Dataset items
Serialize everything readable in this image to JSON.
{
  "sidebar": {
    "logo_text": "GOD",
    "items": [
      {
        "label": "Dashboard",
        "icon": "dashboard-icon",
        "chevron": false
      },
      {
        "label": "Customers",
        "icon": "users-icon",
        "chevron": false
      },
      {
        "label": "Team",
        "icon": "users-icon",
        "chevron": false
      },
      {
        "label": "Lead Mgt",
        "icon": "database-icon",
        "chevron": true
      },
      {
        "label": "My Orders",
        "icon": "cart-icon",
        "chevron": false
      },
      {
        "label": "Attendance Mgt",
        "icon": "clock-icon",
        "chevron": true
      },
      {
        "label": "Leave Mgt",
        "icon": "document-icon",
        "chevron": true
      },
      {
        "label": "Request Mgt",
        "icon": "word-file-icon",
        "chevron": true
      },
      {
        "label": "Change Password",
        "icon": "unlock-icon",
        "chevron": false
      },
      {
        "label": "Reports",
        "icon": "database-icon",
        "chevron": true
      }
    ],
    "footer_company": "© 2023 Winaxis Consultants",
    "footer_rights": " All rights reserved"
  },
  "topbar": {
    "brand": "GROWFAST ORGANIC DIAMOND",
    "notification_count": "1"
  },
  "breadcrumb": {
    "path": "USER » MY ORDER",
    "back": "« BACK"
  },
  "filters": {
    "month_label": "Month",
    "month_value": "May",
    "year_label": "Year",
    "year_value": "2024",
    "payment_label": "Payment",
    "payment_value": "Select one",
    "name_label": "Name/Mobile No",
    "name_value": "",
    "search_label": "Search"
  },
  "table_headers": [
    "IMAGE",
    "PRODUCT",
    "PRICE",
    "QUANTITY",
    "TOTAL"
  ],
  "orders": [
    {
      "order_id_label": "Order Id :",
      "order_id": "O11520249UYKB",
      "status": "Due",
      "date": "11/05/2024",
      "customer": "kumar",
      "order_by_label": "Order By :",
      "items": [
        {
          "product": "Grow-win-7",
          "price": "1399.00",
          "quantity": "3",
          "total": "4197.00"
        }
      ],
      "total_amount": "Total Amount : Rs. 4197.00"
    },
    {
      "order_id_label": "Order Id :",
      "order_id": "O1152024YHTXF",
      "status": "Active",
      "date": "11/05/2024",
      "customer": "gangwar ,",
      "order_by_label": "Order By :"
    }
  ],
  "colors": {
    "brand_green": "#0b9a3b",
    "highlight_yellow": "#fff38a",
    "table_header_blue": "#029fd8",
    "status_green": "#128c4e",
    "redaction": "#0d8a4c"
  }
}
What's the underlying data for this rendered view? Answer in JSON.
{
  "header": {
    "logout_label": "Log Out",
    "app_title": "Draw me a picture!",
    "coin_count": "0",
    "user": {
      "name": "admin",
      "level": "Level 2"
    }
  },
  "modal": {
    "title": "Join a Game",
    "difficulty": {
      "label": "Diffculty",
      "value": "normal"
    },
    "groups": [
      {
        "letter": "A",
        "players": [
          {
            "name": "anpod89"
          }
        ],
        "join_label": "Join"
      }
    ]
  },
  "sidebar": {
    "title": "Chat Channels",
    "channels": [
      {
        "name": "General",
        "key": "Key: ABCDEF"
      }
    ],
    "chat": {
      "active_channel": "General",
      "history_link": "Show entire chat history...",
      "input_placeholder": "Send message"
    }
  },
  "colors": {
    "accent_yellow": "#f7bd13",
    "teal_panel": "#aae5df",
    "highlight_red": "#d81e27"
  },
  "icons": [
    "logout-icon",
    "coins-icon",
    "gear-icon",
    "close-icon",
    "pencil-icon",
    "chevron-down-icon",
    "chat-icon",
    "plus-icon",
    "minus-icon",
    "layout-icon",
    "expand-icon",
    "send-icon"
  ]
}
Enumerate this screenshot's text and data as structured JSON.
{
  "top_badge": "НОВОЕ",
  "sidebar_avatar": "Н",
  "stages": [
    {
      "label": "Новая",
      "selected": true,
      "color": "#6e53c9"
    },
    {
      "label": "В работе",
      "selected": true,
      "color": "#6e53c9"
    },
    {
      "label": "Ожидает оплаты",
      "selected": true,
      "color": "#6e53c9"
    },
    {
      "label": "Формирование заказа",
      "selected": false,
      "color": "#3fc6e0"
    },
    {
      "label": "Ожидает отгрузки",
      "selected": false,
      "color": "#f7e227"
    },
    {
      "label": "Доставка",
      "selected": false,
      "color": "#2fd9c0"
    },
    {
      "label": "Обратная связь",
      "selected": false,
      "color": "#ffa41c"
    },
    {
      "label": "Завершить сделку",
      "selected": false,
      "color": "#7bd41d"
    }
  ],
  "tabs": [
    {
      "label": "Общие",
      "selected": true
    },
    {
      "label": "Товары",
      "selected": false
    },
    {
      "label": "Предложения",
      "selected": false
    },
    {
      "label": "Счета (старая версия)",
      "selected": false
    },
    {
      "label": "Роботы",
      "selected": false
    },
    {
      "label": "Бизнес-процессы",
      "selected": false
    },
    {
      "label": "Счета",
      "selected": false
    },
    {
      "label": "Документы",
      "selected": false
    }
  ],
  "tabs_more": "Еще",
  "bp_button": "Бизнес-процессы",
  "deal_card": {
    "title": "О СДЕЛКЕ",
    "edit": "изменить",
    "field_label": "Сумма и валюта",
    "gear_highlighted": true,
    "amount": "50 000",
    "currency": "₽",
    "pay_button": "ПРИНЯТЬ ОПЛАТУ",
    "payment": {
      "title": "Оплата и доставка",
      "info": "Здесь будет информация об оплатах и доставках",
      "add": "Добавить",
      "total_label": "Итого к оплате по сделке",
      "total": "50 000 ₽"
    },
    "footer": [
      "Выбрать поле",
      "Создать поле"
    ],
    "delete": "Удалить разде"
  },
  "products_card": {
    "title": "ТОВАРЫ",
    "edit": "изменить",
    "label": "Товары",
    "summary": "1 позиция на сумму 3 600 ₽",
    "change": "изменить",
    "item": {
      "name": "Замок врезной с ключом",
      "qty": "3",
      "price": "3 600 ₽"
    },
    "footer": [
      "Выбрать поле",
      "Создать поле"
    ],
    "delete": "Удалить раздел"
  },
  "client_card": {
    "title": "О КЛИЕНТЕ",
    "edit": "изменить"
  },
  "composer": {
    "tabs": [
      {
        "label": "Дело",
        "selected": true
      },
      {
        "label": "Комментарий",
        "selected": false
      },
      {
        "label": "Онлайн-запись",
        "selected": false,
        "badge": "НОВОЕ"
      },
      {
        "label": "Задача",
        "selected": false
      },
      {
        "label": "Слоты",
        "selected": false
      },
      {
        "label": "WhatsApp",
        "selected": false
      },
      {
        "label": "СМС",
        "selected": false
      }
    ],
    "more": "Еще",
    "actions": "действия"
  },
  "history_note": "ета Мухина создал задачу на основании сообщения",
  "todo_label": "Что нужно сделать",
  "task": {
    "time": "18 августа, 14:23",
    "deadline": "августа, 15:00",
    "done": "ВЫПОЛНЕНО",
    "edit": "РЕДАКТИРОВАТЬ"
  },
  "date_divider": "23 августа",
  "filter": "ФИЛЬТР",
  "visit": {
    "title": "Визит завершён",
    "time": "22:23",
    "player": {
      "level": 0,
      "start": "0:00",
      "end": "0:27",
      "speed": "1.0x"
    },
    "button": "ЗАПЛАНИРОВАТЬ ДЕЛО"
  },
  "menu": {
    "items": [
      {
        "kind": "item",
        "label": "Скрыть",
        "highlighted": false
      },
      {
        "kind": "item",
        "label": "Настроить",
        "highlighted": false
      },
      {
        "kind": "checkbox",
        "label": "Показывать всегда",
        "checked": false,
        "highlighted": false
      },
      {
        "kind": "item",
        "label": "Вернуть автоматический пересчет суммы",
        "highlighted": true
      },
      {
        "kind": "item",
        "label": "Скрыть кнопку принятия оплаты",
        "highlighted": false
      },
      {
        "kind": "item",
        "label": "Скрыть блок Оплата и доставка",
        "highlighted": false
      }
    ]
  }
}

STATED TASK:
Give the number of lines above that hold the word "Бизнес", and nothing more.

SOLUTION:
2